'''

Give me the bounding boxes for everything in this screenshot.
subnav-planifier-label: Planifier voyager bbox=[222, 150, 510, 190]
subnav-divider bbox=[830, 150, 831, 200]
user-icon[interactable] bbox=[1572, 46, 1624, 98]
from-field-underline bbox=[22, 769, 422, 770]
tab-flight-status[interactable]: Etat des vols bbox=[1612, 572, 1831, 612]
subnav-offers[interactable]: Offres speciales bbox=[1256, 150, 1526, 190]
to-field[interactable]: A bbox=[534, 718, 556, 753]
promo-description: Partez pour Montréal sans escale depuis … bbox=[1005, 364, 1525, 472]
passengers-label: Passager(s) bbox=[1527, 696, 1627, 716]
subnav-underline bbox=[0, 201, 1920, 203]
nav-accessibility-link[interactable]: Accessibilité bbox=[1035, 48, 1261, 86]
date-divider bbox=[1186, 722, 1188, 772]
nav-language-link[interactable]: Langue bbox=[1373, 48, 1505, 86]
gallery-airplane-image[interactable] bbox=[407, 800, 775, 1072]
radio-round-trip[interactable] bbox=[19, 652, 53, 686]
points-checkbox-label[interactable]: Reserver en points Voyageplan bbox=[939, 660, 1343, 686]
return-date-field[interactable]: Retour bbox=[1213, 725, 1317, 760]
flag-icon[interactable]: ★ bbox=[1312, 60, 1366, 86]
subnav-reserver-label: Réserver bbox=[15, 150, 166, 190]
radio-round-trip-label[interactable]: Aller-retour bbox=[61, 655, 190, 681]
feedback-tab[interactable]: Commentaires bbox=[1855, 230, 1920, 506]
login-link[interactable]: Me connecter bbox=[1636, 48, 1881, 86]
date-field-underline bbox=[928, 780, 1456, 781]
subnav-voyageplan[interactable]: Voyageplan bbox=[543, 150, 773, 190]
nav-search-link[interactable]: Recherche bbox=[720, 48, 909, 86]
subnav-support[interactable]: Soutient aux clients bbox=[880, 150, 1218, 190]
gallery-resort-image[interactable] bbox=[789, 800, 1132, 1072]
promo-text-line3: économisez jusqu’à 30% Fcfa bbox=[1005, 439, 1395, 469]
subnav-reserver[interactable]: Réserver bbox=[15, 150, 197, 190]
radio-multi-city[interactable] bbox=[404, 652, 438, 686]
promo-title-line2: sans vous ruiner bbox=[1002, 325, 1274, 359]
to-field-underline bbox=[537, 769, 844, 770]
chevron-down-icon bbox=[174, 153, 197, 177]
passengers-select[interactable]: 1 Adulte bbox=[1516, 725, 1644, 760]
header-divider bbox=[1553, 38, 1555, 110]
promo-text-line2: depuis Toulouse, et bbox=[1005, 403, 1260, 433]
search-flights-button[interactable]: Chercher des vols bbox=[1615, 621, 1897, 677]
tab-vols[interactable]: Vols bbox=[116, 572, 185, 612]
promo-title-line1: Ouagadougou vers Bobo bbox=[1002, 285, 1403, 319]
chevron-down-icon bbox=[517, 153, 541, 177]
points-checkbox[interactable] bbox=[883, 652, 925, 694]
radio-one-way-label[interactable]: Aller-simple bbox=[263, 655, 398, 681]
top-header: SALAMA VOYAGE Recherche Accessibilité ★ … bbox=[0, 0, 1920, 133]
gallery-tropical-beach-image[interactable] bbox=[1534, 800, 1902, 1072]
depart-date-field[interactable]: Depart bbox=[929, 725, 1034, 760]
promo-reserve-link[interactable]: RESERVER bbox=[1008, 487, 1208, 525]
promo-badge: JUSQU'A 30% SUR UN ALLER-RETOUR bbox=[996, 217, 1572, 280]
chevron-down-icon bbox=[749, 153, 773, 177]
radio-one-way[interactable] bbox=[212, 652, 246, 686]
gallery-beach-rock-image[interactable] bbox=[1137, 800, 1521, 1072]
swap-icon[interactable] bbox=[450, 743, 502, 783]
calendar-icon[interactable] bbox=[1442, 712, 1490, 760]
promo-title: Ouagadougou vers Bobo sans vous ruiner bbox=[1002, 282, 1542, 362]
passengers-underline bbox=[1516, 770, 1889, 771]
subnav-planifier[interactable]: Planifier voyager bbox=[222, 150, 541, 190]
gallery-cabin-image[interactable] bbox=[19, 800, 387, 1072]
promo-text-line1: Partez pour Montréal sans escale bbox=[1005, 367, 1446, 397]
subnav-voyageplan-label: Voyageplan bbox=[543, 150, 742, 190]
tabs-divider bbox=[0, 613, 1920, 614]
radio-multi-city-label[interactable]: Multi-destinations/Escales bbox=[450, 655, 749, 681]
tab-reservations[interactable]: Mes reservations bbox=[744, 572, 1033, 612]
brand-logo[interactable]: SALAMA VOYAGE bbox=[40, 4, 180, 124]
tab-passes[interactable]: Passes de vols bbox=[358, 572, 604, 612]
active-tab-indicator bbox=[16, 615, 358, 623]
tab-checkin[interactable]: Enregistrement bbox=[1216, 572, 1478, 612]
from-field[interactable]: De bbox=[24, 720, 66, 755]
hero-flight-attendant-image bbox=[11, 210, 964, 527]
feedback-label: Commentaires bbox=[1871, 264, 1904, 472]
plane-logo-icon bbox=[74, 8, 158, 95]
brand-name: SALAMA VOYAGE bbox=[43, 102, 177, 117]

'''

» What you have to do
Count how many lines in the data above contain the string "divider", with case counting, and reply with only the number.

» Exercise solution
4